Instructions to follow:
Gather all lines in the entries that include the word "JSON".

/---

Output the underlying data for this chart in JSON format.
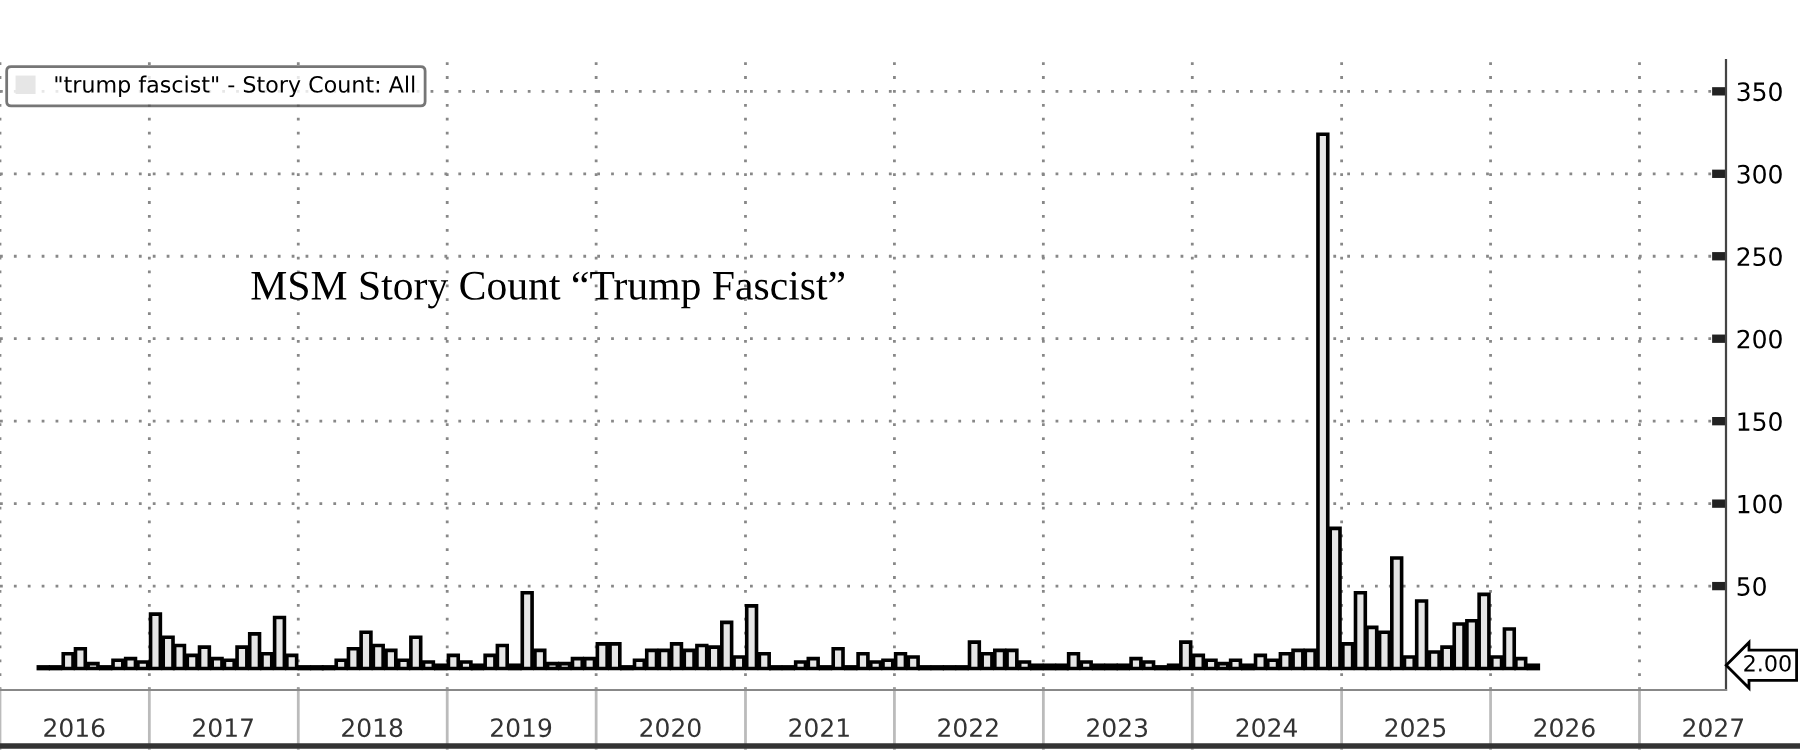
{
  "chart_data": {
    "type": "bar",
    "title": "MSM Story Count “Trump Fascist”",
    "x": [
      "2016-04",
      "2016-05",
      "2016-06",
      "2016-07",
      "2016-08",
      "2016-09",
      "2016-10",
      "2016-11",
      "2016-12",
      "2017-01",
      "2017-02",
      "2017-03",
      "2017-04",
      "2017-05",
      "2017-06",
      "2017-07",
      "2017-08",
      "2017-09",
      "2017-10",
      "2017-11",
      "2017-12",
      "2018-01",
      "2018-02",
      "2018-03",
      "2018-04",
      "2018-05",
      "2018-06",
      "2018-07",
      "2018-08",
      "2018-09",
      "2018-10",
      "2018-11",
      "2018-12",
      "2019-01",
      "2019-02",
      "2019-03",
      "2019-04",
      "2019-05",
      "2019-06",
      "2019-07",
      "2019-08",
      "2019-09",
      "2019-10",
      "2019-11",
      "2019-12",
      "2020-01",
      "2020-02",
      "2020-03",
      "2020-04",
      "2020-05",
      "2020-06",
      "2020-07",
      "2020-08",
      "2020-09",
      "2020-10",
      "2020-11",
      "2020-12",
      "2021-01",
      "2021-02",
      "2021-03",
      "2021-04",
      "2021-05",
      "2021-06",
      "2021-07",
      "2021-08",
      "2021-09",
      "2021-10",
      "2021-11",
      "2021-12",
      "2022-01",
      "2022-02",
      "2022-03",
      "2022-04",
      "2022-05",
      "2022-06",
      "2022-07",
      "2022-08",
      "2022-09",
      "2022-10",
      "2022-11",
      "2022-12",
      "2023-01",
      "2023-02",
      "2023-03",
      "2023-04",
      "2023-05",
      "2023-06",
      "2023-07",
      "2023-08",
      "2023-09",
      "2023-10",
      "2023-11",
      "2023-12",
      "2024-01",
      "2024-02",
      "2024-03",
      "2024-04",
      "2024-05",
      "2024-06",
      "2024-07",
      "2024-08",
      "2024-09",
      "2024-10",
      "2024-11",
      "2024-12",
      "2025-01",
      "2025-02",
      "2025-03",
      "2025-04",
      "2025-05",
      "2025-06",
      "2025-07",
      "2025-08",
      "2025-09",
      "2025-10",
      "2025-11",
      "2025-12",
      "2026-01",
      "2026-02",
      "2026-03",
      "2026-04"
    ],
    "series": [
      {
        "name": "\"trump fascist\" - Story Count: All",
        "color": "#e6e6e6",
        "values": [
          1,
          1,
          9,
          12,
          3,
          1,
          5,
          6,
          4,
          33,
          19,
          14,
          8,
          13,
          6,
          5,
          13,
          21,
          9,
          31,
          8,
          1,
          1,
          1,
          5,
          12,
          22,
          14,
          11,
          5,
          19,
          4,
          2,
          8,
          4,
          2,
          8,
          14,
          2,
          46,
          11,
          3,
          3,
          6,
          6,
          15,
          15,
          1,
          5,
          11,
          11,
          15,
          11,
          14,
          13,
          28,
          7,
          38,
          9,
          1,
          1,
          4,
          6,
          1,
          12,
          1,
          9,
          4,
          5,
          9,
          7,
          1,
          1,
          1,
          1,
          16,
          9,
          11,
          11,
          4,
          2,
          2,
          2,
          9,
          4,
          2,
          2,
          2,
          6,
          4,
          1,
          2,
          16,
          8,
          5,
          3,
          5,
          2,
          8,
          5,
          9,
          11,
          11,
          324,
          85,
          15,
          46,
          25,
          22,
          67,
          7,
          41,
          10,
          13,
          27,
          29,
          45,
          7,
          24,
          6,
          2
        ]
      }
    ],
    "xlim": [
      "2016-01-01",
      "2027-08-01"
    ],
    "xticks": [
      {
        "value": "2016-01-01",
        "label": null
      },
      {
        "value": "2016-07-01",
        "label": "2016"
      },
      {
        "value": "2017-01-01",
        "label": null
      },
      {
        "value": "2017-07-01",
        "label": "2017"
      },
      {
        "value": "2018-01-01",
        "label": null
      },
      {
        "value": "2018-07-01",
        "label": "2018"
      },
      {
        "value": "2019-01-01",
        "label": null
      },
      {
        "value": "2019-07-01",
        "label": "2019"
      },
      {
        "value": "2020-01-01",
        "label": null
      },
      {
        "value": "2020-07-01",
        "label": "2020"
      },
      {
        "value": "2021-01-01",
        "label": null
      },
      {
        "value": "2021-07-01",
        "label": "2021"
      },
      {
        "value": "2022-01-01",
        "label": null
      },
      {
        "value": "2022-07-01",
        "label": "2022"
      },
      {
        "value": "2023-01-01",
        "label": null
      },
      {
        "value": "2023-07-01",
        "label": "2023"
      },
      {
        "value": "2024-01-01",
        "label": null
      },
      {
        "value": "2024-07-01",
        "label": "2024"
      },
      {
        "value": "2025-01-01",
        "label": null
      },
      {
        "value": "2025-07-01",
        "label": "2025"
      },
      {
        "value": "2026-01-01",
        "label": null
      },
      {
        "value": "2026-07-01",
        "label": "2026"
      },
      {
        "value": "2027-01-01",
        "label": null
      },
      {
        "value": "2027-07-01",
        "label": "2027"
      }
    ],
    "ylim": [
      -13,
      369
    ],
    "yticks": [
      50,
      100,
      150,
      200,
      250,
      300,
      350
    ],
    "annotations": [
      "2.00"
    ],
    "grid": true,
    "legend": "top left"
  }
}
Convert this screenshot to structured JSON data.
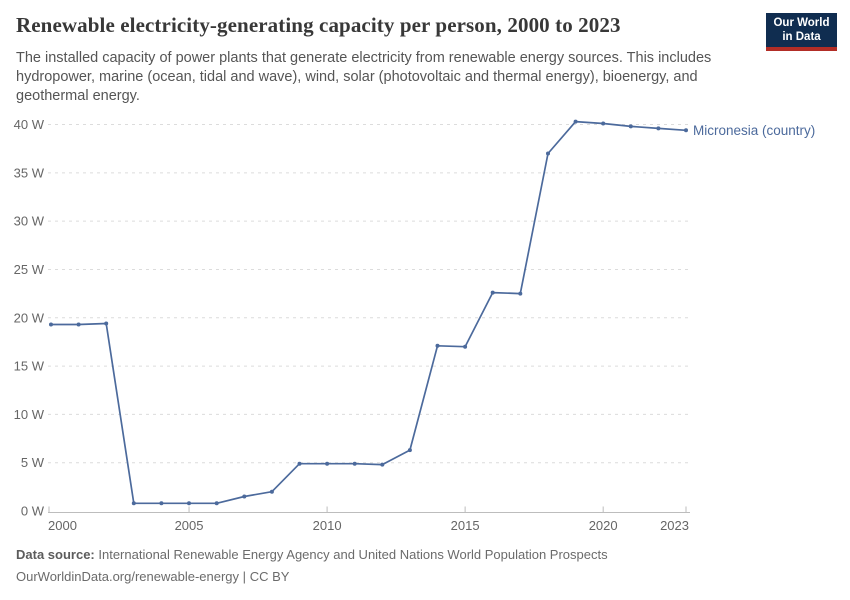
{
  "header": {
    "title": "Renewable electricity-generating capacity per person, 2000 to 2023",
    "subtitle": "The installed capacity of power plants that generate electricity from renewable energy sources. This includes hydropower, marine (ocean, tidal and wave), wind, solar (photovoltaic and thermal energy), bioenergy, and geothermal energy.",
    "logo": {
      "line1": "Our World",
      "line2": "in Data"
    }
  },
  "chart_data": {
    "type": "line",
    "title": "Renewable electricity-generating capacity per person, 2000 to 2023",
    "xlabel": "",
    "ylabel": "",
    "unit": "W",
    "xlim": [
      2000,
      2023
    ],
    "ylim": [
      0,
      40
    ],
    "grid": "horizontal-dashed",
    "legend": "inline-end-label",
    "x": [
      2000,
      2001,
      2002,
      2003,
      2004,
      2005,
      2006,
      2007,
      2008,
      2009,
      2010,
      2011,
      2012,
      2013,
      2014,
      2015,
      2016,
      2017,
      2018,
      2019,
      2020,
      2021,
      2022,
      2023
    ],
    "series": [
      {
        "name": "Micronesia (country)",
        "color": "#4c6a9c",
        "values": [
          19.3,
          19.3,
          19.4,
          0.8,
          0.8,
          0.8,
          0.8,
          1.5,
          2.0,
          4.9,
          4.9,
          4.9,
          4.8,
          6.3,
          17.1,
          17.0,
          22.6,
          22.5,
          37.0,
          40.3,
          40.1,
          39.8,
          39.6,
          39.4
        ]
      }
    ],
    "y_ticks": [
      {
        "v": 0,
        "label": "0 W"
      },
      {
        "v": 5,
        "label": "5 W"
      },
      {
        "v": 10,
        "label": "10 W"
      },
      {
        "v": 15,
        "label": "15 W"
      },
      {
        "v": 20,
        "label": "20 W"
      },
      {
        "v": 25,
        "label": "25 W"
      },
      {
        "v": 30,
        "label": "30 W"
      },
      {
        "v": 35,
        "label": "35 W"
      },
      {
        "v": 40,
        "label": "40 W"
      }
    ],
    "x_ticks": [
      {
        "v": 2000,
        "label": "2000"
      },
      {
        "v": 2005,
        "label": "2005"
      },
      {
        "v": 2010,
        "label": "2010"
      },
      {
        "v": 2015,
        "label": "2015"
      },
      {
        "v": 2020,
        "label": "2020"
      },
      {
        "v": 2023,
        "label": "2023"
      }
    ]
  },
  "footer": {
    "datasource_label": "Data source:",
    "datasource_text": "International Renewable Energy Agency and United Nations World Population Prospects",
    "url": "OurWorldinData.org/renewable-energy",
    "separator": "|",
    "license": "CC BY"
  },
  "colors": {
    "line": "#4c6a9c",
    "grid": "#dcdcdc",
    "axis": "#bdbdbd",
    "tick_text": "#666666",
    "logo_bg": "#102d50",
    "logo_red": "#b22d26"
  }
}
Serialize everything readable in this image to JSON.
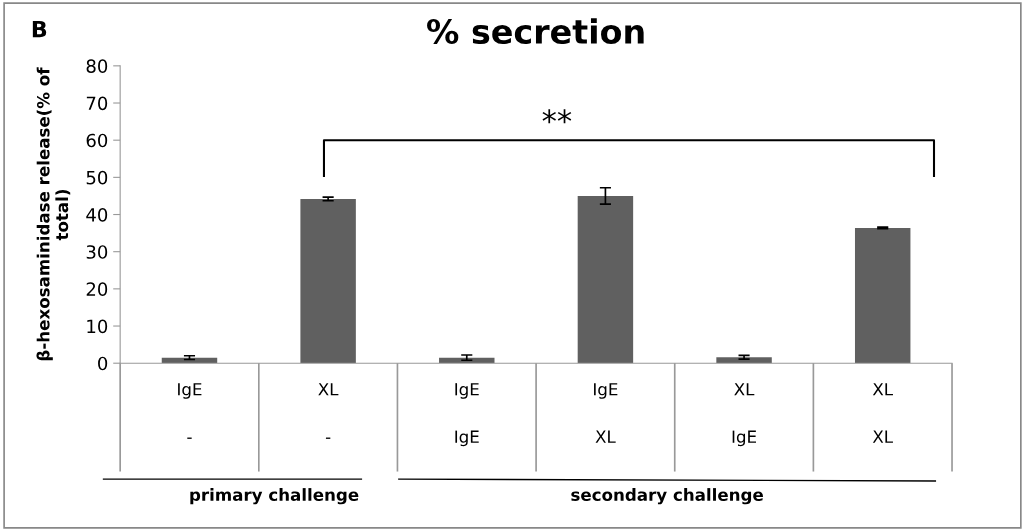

\---

Output of the exercise:
Output the underlying data for this chart in JSON format.
Convert this screenshot to structured JSON data.
Serialize everything readable in this image to JSON.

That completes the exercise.